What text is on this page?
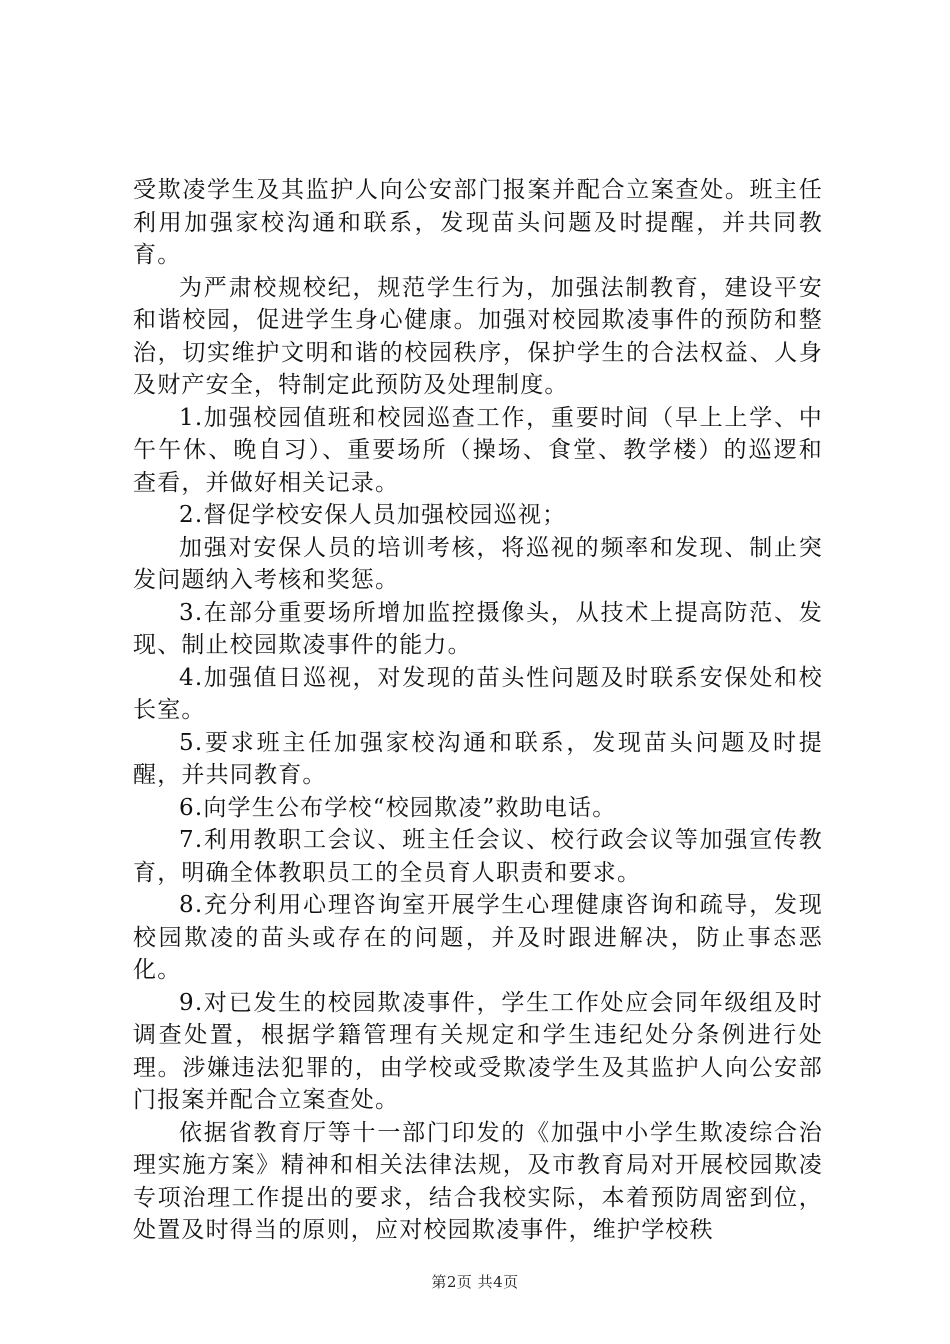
受欺凌学生及其监护人向公安部门报案并配合立案查处。班主任利用加强家校沟通和联系，发现苗头问题及时提醒，并共同教育。

为严肃校规校纪，规范学生行为，加强法制教育，建设平安和谐校园，促进学生身心健康。加强对校园欺凌事件的预防和整治，切实维护文明和谐的校园秩序，保护学生的合法权益、人身及财产安全，特制定此预防及处理制度。

1.加强校园值班和校园巡查工作，重要时间（早上上学、中午午休、晚自习）、重要场所（操场、食堂、教学楼）的巡逻和查看，并做好相关记录。

2.督促学校安保人员加强校园巡视；

加强对安保人员的培训考核，将巡视的频率和发现、制止突发问题纳入考核和奖惩。

3.在部分重要场所增加监控摄像头，从技术上提高防范、发现、制止校园欺凌事件的能力。

4.加强值日巡视，对发现的苗头性问题及时联系安保处和校长室。

5.要求班主任加强家校沟通和联系，发现苗头问题及时提醒，并共同教育。

6.向学生公布学校“校园欺凌”救助电话。

7.利用教职工会议、班主任会议、校行政会议等加强宣传教育，明确全体教职员工的全员育人职责和要求。

8.充分利用心理咨询室开展学生心理健康咨询和疏导，发现校园欺凌的苗头或存在的问题，并及时跟进解决，防止事态恶化。

9.对已发生的校园欺凌事件，学生工作处应会同年级组及时调查处置，根据学籍管理有关规定和学生违纪处分条例进行处理。涉嫌违法犯罪的，由学校或受欺凌学生及其监护人向公安部门报案并配合立案查处。

依据省教育厅等十一部门印发的《加强中小学生欺凌综合治理实施方案》精神和相关法律法规，及市教育局对开展校园欺凌专项治理工作提出的要求，结合我校实际，本着预防周密到位，处置及时得当的原则，应对校园欺凌事件，维护学校秩

第2页 共4页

________________

What this task involves → Transcribe the whole listing, character for character, but not its images.

Task result →
What text is on this page?
受欺凌学生及其监护人向公安部门报案并配合立案查处。班主任利用加强家校沟通和联系，发现苗头问题及时提醒，并共同教育。

为严肃校规校纪，规范学生行为，加强法制教育，建设平安和谐校园，促进学生身心健康。加强对校园欺凌事件的预防和整治，切实维护文明和谐的校园秩序，保护学生的合法权益、人身及财产安全，特制定此预防及处理制度。

1.加强校园值班和校园巡查工作，重要时间（早上上学、中午午休、晚自习）、重要场所（操场、食堂、教学楼）的巡逻和查看，并做好相关记录。

2.督促学校安保人员加强校园巡视；

加强对安保人员的培训考核，将巡视的频率和发现、制止突发问题纳入考核和奖惩。

3.在部分重要场所增加监控摄像头，从技术上提高防范、发现、制止校园欺凌事件的能力。

4.加强值日巡视，对发现的苗头性问题及时联系安保处和校长室。

5.要求班主任加强家校沟通和联系，发现苗头问题及时提醒，并共同教育。

6.向学生公布学校“校园欺凌”救助电话。

7.利用教职工会议、班主任会议、校行政会议等加强宣传教育，明确全体教职员工的全员育人职责和要求。

8.充分利用心理咨询室开展学生心理健康咨询和疏导，发现校园欺凌的苗头或存在的问题，并及时跟进解决，防止事态恶化。

9.对已发生的校园欺凌事件，学生工作处应会同年级组及时调查处置，根据学籍管理有关规定和学生违纪处分条例进行处理。涉嫌违法犯罪的，由学校或受欺凌学生及其监护人向公安部门报案并配合立案查处。

依据省教育厅等十一部门印发的《加强中小学生欺凌综合治理实施方案》精神和相关法律法规，及市教育局对开展校园欺凌专项治理工作提出的要求，结合我校实际，本着预防周密到位，处置及时得当的原则，应对校园欺凌事件，维护学校秩

第2页 共4页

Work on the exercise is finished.